◆ Description of the task
Pick out the lines below with "Государственная" and list them.

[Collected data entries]

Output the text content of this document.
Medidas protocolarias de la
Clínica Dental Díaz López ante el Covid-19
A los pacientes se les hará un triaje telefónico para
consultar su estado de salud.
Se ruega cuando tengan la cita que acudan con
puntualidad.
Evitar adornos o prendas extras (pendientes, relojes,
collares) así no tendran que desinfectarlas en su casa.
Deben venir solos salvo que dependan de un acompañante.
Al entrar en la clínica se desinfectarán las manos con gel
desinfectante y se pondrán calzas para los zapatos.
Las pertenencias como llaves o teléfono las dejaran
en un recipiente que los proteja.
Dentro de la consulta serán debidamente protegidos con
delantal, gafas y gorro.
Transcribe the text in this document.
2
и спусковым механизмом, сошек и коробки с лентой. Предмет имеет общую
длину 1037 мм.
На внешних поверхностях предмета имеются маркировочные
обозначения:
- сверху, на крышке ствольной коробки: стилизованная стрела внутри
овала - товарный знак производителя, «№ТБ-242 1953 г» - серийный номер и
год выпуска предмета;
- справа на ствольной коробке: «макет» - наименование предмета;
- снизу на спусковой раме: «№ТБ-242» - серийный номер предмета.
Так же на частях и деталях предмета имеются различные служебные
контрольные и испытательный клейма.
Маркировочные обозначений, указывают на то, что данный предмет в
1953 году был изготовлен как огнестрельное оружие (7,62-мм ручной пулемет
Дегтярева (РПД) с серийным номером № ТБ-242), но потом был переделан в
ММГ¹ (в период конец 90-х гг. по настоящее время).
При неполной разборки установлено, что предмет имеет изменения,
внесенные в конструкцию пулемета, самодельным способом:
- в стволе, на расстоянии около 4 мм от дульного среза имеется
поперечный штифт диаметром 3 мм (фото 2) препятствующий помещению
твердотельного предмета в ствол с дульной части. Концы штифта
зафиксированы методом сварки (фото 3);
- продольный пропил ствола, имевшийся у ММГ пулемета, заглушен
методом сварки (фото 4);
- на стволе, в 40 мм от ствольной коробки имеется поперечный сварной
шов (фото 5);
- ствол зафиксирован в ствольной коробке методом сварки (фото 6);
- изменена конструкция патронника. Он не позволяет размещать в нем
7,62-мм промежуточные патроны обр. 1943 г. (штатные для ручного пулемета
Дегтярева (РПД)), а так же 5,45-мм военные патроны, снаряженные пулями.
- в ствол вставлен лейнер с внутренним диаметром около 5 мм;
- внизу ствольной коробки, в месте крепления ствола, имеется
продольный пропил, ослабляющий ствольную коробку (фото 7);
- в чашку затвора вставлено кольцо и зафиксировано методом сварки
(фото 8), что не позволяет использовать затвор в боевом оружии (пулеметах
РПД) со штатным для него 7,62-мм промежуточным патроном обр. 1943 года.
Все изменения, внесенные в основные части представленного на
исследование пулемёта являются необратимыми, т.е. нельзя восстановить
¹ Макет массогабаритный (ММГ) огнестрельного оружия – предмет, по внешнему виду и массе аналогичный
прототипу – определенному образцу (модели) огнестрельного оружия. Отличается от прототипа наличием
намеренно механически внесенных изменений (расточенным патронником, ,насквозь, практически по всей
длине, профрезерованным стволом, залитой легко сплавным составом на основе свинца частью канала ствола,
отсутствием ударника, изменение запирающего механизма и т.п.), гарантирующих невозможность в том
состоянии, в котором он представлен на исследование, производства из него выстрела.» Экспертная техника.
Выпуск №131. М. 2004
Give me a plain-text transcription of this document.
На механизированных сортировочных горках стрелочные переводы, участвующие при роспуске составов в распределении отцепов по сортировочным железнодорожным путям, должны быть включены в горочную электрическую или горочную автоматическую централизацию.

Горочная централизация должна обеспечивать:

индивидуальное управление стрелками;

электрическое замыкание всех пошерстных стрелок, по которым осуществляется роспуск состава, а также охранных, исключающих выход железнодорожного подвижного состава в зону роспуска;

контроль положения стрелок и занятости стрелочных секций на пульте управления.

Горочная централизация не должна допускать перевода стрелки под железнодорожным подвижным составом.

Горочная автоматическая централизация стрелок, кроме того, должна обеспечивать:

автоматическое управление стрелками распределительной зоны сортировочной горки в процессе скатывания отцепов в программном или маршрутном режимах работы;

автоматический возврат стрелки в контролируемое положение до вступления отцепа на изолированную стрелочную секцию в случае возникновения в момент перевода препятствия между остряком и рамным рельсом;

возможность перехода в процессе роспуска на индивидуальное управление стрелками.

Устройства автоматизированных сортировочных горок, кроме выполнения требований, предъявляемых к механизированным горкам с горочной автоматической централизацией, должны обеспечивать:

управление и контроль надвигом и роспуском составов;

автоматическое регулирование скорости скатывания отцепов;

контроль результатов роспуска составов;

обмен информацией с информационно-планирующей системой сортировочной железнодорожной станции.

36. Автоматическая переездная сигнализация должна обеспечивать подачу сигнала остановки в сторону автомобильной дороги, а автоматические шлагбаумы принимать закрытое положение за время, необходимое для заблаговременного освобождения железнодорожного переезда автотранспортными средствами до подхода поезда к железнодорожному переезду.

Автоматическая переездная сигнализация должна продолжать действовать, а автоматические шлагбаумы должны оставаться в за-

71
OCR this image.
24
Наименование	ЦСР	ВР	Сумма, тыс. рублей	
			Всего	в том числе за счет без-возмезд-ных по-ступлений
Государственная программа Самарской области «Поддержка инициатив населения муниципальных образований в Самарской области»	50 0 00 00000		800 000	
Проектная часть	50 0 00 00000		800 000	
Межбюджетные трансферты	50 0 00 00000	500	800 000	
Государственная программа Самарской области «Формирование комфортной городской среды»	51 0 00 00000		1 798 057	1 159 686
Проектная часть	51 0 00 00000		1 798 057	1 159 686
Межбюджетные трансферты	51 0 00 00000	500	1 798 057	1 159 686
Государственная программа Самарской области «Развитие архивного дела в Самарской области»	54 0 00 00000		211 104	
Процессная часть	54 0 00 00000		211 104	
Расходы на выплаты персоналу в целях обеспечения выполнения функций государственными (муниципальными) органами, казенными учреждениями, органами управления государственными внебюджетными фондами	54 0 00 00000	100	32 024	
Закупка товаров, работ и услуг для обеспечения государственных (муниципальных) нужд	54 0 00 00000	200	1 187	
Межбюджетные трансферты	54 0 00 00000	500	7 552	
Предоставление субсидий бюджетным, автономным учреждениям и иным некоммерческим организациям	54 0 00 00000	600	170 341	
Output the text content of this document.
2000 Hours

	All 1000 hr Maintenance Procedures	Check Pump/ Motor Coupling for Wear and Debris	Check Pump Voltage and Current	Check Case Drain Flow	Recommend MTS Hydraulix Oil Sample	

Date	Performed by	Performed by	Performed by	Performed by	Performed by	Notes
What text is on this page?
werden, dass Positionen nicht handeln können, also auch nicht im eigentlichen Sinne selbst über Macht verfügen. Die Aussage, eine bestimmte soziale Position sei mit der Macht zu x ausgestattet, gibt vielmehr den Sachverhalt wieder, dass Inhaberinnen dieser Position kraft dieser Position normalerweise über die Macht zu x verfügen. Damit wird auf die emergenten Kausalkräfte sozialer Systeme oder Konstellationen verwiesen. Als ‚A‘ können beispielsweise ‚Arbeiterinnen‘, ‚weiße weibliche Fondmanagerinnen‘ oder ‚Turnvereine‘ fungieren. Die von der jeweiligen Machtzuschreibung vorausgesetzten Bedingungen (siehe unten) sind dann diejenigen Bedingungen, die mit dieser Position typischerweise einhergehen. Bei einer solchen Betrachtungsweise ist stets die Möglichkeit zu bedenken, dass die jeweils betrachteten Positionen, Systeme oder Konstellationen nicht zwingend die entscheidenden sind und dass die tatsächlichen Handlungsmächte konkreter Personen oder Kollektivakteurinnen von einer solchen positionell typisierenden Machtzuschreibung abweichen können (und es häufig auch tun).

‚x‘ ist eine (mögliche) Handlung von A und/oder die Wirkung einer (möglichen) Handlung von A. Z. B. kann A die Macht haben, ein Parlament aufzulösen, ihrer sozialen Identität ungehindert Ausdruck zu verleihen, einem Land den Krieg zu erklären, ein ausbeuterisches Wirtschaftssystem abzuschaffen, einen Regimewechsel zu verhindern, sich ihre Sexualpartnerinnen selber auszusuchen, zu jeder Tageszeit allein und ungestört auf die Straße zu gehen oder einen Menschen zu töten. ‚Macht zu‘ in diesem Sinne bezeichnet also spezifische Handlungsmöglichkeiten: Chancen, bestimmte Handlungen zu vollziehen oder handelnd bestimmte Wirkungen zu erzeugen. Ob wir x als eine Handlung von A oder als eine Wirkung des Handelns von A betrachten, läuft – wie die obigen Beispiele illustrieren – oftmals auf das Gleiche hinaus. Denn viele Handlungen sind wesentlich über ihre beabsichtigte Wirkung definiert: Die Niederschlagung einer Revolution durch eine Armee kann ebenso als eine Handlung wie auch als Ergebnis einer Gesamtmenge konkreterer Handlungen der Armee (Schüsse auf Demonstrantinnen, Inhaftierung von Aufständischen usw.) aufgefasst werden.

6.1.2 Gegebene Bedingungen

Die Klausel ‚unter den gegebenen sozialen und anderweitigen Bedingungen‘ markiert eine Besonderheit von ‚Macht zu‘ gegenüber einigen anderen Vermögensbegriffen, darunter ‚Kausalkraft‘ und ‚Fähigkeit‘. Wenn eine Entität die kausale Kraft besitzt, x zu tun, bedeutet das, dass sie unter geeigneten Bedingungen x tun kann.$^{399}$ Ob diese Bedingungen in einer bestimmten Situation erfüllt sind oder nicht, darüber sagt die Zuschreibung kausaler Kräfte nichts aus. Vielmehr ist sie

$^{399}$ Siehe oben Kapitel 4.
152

◆ The reply
Государственная программа Самарской области «Поддержка инициатив населения муниципальных образований в Самарской области»	50 0 00 00000		800 000	
Государственная программа Самарской области «Формирование комфортной городской среды»	51 0 00 00000		1 798 057	1 159 686
Государственная программа Самарской области «Развитие архивного дела в Самарской области»	54 0 00 00000		211 104	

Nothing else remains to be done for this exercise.